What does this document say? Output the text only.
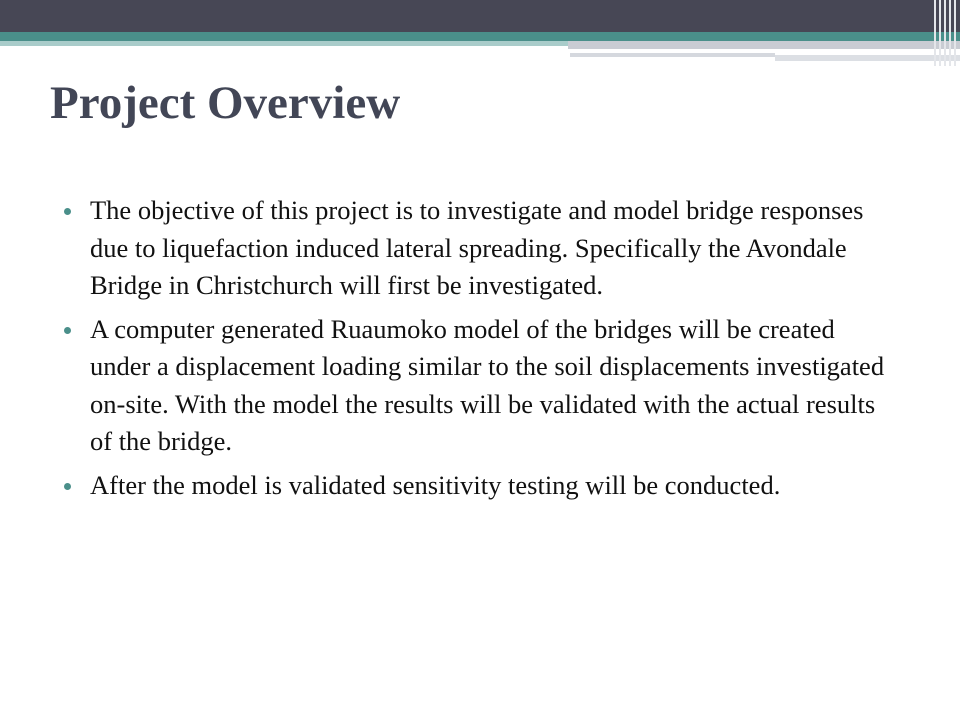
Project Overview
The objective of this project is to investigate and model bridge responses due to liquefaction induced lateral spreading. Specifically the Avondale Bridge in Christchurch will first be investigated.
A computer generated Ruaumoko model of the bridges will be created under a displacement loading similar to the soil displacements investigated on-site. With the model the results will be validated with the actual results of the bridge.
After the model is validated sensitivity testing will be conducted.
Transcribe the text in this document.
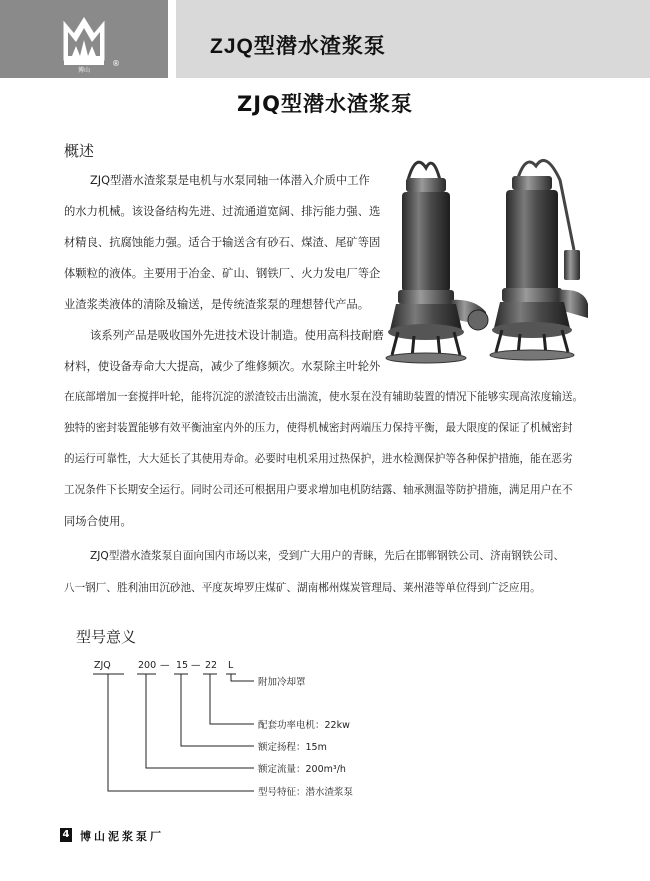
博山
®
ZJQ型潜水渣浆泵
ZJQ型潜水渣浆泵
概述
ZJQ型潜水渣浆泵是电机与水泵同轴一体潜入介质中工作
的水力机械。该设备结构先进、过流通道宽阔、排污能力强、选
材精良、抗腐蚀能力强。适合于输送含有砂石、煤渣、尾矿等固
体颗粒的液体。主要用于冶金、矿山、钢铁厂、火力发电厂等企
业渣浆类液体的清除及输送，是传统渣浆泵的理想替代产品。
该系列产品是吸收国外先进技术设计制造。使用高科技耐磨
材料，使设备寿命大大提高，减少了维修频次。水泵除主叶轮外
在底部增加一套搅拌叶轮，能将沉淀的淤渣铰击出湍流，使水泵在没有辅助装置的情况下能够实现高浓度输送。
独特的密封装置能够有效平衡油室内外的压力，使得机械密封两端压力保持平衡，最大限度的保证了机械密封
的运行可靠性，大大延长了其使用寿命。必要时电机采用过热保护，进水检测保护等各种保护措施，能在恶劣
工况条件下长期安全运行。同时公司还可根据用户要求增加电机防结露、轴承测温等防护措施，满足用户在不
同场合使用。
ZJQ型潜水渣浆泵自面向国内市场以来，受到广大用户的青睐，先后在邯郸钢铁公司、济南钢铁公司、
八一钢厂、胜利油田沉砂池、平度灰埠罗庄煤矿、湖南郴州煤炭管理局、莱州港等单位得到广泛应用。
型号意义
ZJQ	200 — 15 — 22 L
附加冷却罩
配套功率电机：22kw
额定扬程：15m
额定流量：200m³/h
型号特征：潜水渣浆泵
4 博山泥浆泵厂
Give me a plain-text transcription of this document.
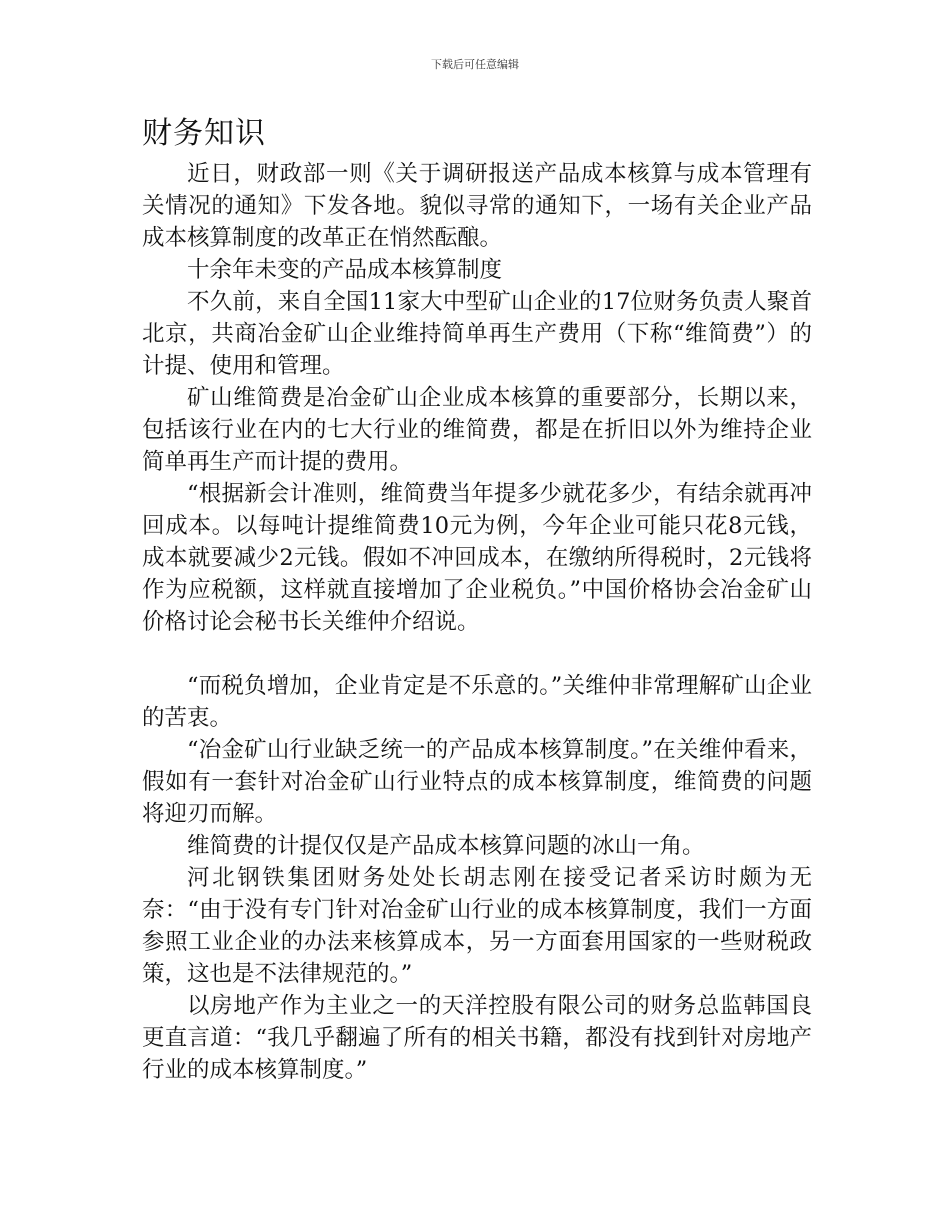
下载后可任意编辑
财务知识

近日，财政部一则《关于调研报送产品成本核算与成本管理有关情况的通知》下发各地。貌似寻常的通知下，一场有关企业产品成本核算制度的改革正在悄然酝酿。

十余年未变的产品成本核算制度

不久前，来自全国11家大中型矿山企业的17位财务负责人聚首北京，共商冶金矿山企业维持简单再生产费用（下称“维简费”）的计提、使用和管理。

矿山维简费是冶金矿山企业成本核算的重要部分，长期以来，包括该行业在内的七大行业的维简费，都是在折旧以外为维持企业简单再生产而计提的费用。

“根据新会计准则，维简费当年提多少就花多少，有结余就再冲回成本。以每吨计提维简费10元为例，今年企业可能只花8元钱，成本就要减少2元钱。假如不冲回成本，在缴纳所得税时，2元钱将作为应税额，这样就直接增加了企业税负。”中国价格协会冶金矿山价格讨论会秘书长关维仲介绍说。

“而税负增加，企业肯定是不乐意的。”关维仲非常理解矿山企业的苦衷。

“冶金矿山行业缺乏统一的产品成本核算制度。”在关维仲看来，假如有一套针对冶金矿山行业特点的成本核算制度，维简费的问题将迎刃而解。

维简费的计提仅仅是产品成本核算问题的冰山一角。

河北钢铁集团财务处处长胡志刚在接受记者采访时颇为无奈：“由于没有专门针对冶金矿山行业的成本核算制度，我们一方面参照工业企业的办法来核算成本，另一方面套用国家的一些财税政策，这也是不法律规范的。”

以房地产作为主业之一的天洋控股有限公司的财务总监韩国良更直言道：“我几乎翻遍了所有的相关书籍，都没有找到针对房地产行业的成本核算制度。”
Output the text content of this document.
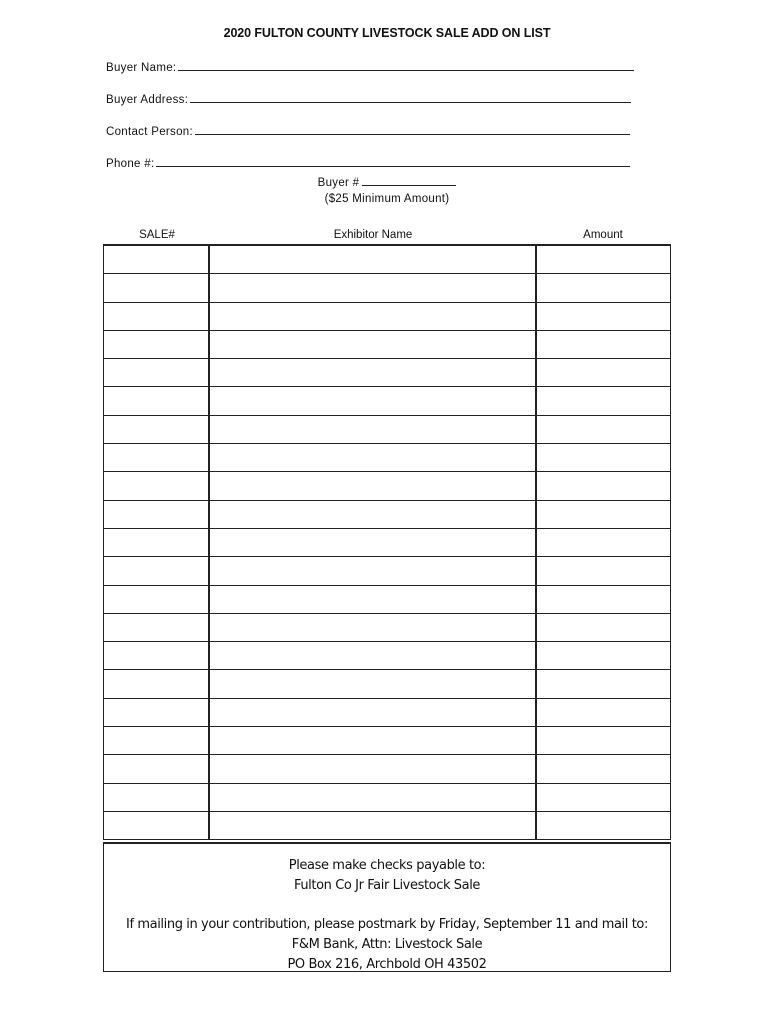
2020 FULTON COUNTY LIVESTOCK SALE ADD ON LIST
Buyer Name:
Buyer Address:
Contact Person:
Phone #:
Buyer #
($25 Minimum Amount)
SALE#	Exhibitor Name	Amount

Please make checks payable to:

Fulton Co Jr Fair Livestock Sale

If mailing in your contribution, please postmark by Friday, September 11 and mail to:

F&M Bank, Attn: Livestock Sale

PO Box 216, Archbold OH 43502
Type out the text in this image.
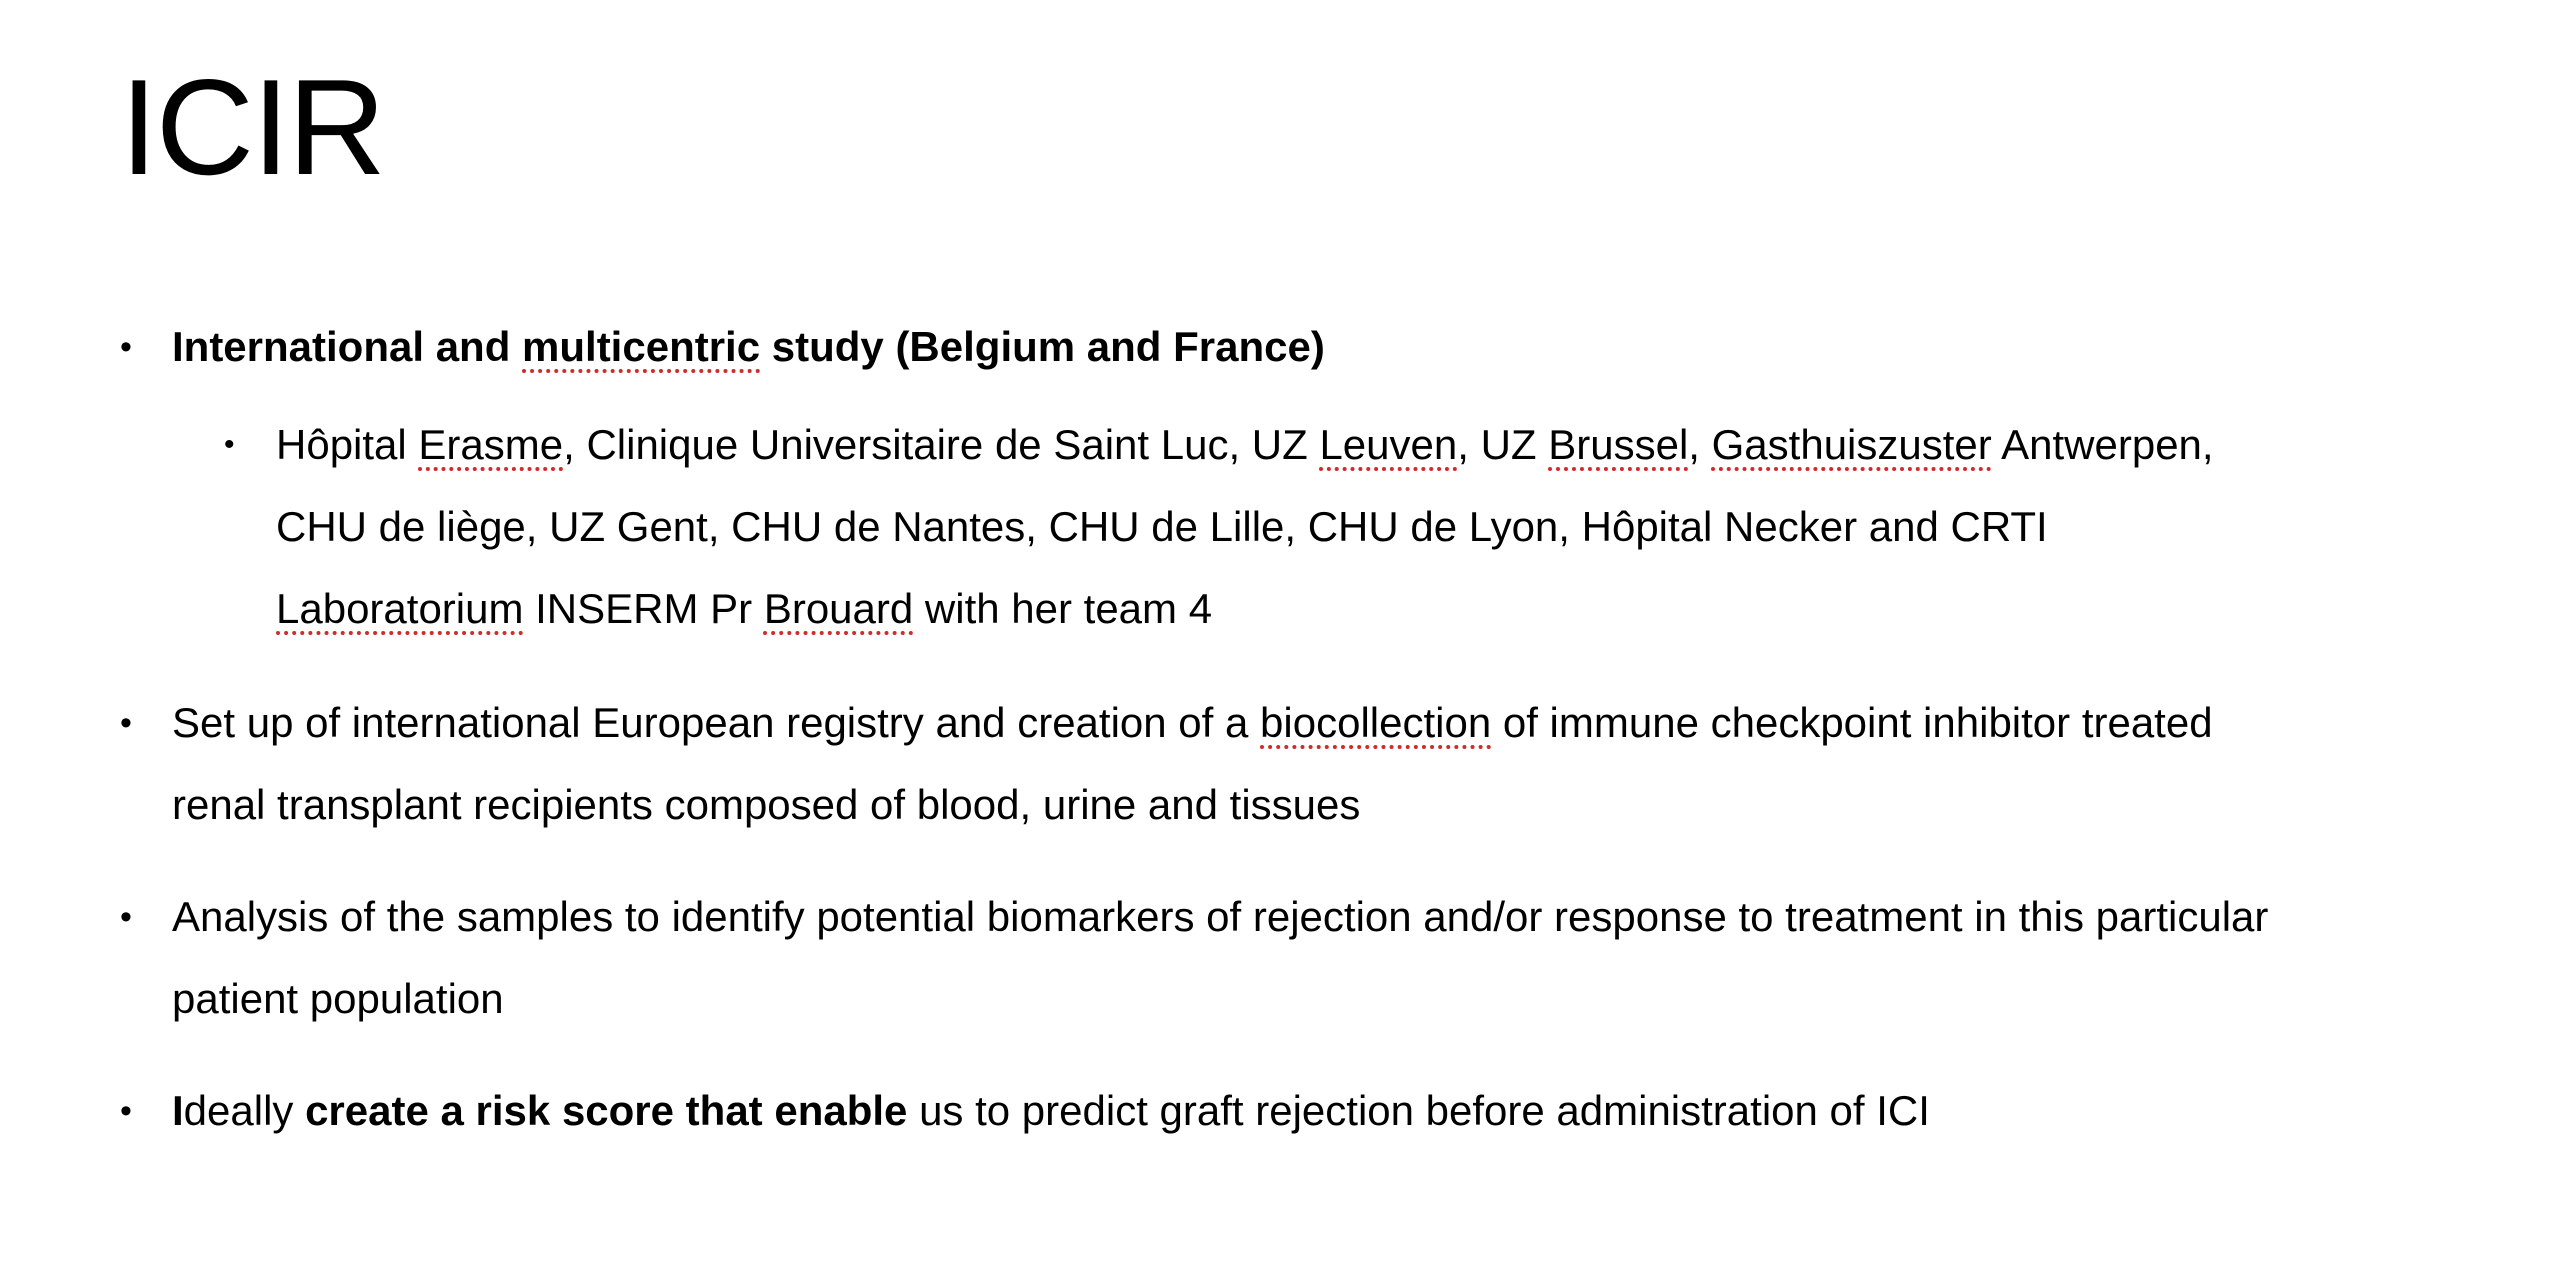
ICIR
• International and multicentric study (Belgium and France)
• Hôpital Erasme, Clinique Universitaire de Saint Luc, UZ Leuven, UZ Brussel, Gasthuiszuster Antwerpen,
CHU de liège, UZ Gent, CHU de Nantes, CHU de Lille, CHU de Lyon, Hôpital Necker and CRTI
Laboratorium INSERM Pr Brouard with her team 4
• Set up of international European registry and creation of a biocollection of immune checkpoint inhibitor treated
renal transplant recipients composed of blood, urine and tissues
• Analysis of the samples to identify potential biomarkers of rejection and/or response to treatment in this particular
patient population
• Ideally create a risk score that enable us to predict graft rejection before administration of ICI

• Exercise brief: Write out the entries above word for word. Do not include the pictures.

• Written response:
What does this document say? Output the text only.
Project Overview
The objective of this project is to investigate and model bridge responses due to liquefaction induced lateral spreading. Specifically the Avondale Bridge in Christchurch will first be investigated.
A computer generated Ruaumoko model of the bridges will be created under a displacement loading similar to the soil displacements investigated on-site. With the model the results will be validated with the actual results of the bridge.
After the model is validated sensitivity testing will be conducted.
Transcribe the text in this document.
博山
®
ZJQ型潜水渣浆泵
ZJQ型潜水渣浆泵
概述
ZJQ型潜水渣浆泵是电机与水泵同轴一体潜入介质中工作
的水力机械。该设备结构先进、过流通道宽阔、排污能力强、选
材精良、抗腐蚀能力强。适合于输送含有砂石、煤渣、尾矿等固
体颗粒的液体。主要用于冶金、矿山、钢铁厂、火力发电厂等企
业渣浆类液体的清除及输送，是传统渣浆泵的理想替代产品。
该系列产品是吸收国外先进技术设计制造。使用高科技耐磨
材料，使设备寿命大大提高，减少了维修频次。水泵除主叶轮外
在底部增加一套搅拌叶轮，能将沉淀的淤渣铰击出湍流，使水泵在没有辅助装置的情况下能够实现高浓度输送。
独特的密封装置能够有效平衡油室内外的压力，使得机械密封两端压力保持平衡，最大限度的保证了机械密封
的运行可靠性，大大延长了其使用寿命。必要时电机采用过热保护，进水检测保护等各种保护措施，能在恶劣
工况条件下长期安全运行。同时公司还可根据用户要求增加电机防结露、轴承测温等防护措施，满足用户在不
同场合使用。
ZJQ型潜水渣浆泵自面向国内市场以来，受到广大用户的青睐，先后在邯郸钢铁公司、济南钢铁公司、
八一钢厂、胜利油田沉砂池、平度灰埠罗庄煤矿、湖南郴州煤炭管理局、莱州港等单位得到广泛应用。
型号意义
ZJQ	200 — 15 — 22 L
附加冷却罩
配套功率电机：22kw
额定扬程：15m
额定流量：200m³/h
型号特征：潜水渣浆泵
4 博山泥浆泵厂
Give me a plain-text transcription of this document.
下载后可任意编辑
财务知识

近日，财政部一则《关于调研报送产品成本核算与成本管理有关情况的通知》下发各地。貌似寻常的通知下，一场有关企业产品成本核算制度的改革正在悄然酝酿。

十余年未变的产品成本核算制度

不久前，来自全国11家大中型矿山企业的17位财务负责人聚首北京，共商冶金矿山企业维持简单再生产费用（下称“维简费”）的计提、使用和管理。

矿山维简费是冶金矿山企业成本核算的重要部分，长期以来，包括该行业在内的七大行业的维简费，都是在折旧以外为维持企业简单再生产而计提的费用。

“根据新会计准则，维简费当年提多少就花多少，有结余就再冲回成本。以每吨计提维简费10元为例，今年企业可能只花8元钱，成本就要减少2元钱。假如不冲回成本，在缴纳所得税时，2元钱将作为应税额，这样就直接增加了企业税负。”中国价格协会冶金矿山价格讨论会秘书长关维仲介绍说。

“而税负增加，企业肯定是不乐意的。”关维仲非常理解矿山企业的苦衷。

“冶金矿山行业缺乏统一的产品成本核算制度。”在关维仲看来，假如有一套针对冶金矿山行业特点的成本核算制度，维简费的问题将迎刃而解。

维简费的计提仅仅是产品成本核算问题的冰山一角。

河北钢铁集团财务处处长胡志刚在接受记者采访时颇为无奈：“由于没有专门针对冶金矿山行业的成本核算制度，我们一方面参照工业企业的办法来核算成本，另一方面套用国家的一些财税政策，这也是不法律规范的。”

以房地产作为主业之一的天洋控股有限公司的财务总监韩国良更直言道：“我几乎翻遍了所有的相关书籍，都没有找到针对房地产行业的成本核算制度。”
Output the text content of this document.
2020 FULTON COUNTY LIVESTOCK SALE ADD ON LIST
Buyer Name:
Buyer Address:
Contact Person:
Phone #:
Buyer #
($25 Minimum Amount)
SALE#	Exhibitor Name	Amount

Please make checks payable to:

Fulton Co Jr Fair Livestock Sale

If mailing in your contribution, please postmark by Friday, September 11 and mail to:

F&M Bank, Attn: Livestock Sale

PO Box 216, Archbold OH 43502
Type out the text in this image.
ICIR
• International and multicentric study (Belgium and France)
• Hôpital Erasme, Clinique Universitaire de Saint Luc, UZ Leuven, UZ Brussel, Gasthuiszuster Antwerpen,
CHU de liège, UZ Gent, CHU de Nantes, CHU de Lille, CHU de Lyon, Hôpital Necker and CRTI
Laboratorium INSERM Pr Brouard with her team 4
• Set up of international European registry and creation of a biocollection of immune checkpoint inhibitor treated
renal transplant recipients composed of blood, urine and tissues
• Analysis of the samples to identify potential biomarkers of rejection and/or response to treatment in this particular
patient population
• Ideally create a risk score that enable us to predict graft rejection before administration of ICI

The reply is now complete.